WHAT YOU WILL DO:
Present the following data again exactly as it is shown.

Stored data entries:
•••

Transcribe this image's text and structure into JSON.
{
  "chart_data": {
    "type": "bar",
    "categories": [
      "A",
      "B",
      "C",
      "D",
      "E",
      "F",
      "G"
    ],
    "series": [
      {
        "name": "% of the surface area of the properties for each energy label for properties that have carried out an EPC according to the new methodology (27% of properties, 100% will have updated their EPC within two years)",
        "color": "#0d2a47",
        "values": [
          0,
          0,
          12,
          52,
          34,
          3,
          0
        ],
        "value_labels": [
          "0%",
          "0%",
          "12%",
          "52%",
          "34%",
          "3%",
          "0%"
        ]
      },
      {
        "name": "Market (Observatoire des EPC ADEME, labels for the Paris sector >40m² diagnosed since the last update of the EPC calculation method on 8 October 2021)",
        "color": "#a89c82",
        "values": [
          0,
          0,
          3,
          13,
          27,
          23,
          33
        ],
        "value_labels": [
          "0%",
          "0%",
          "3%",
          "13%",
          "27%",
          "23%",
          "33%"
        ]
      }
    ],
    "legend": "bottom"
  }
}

•••

EXERCISE OUTPUT:
Transcribe this image's text and structure into JSON.
{
  "chart_data": {
    "type": "bar",
    "categories": [
      "A",
      "B",
      "C",
      "D",
      "E",
      "F",
      "G"
    ],
    "series": [
      {
        "name": "% of the surface area of the properties for each energy label for properties that have carried out an EPC according to the new methodology (27% of properties, 100% will have updated their EPC within two years)",
        "color": "#0d2a47",
        "values": [
          0,
          0,
          12,
          52,
          34,
          3,
          0
        ],
        "value_labels": [
          "0%",
          "0%",
          "12%",
          "52%",
          "34%",
          "3%",
          "0%"
        ]
      },
      {
        "name": "Market (Observatoire des EPC ADEME, labels for the Paris sector >40m² diagnosed since the last update of the EPC calculation method on 8 October 2021)",
        "color": "#a89c82",
        "values": [
          0,
          0,
          3,
          13,
          27,
          23,
          33
        ],
        "value_labels": [
          "0%",
          "0%",
          "3%",
          "13%",
          "27%",
          "23%",
          "33%"
        ]
      }
    ],
    "legend": "bottom"
  }
}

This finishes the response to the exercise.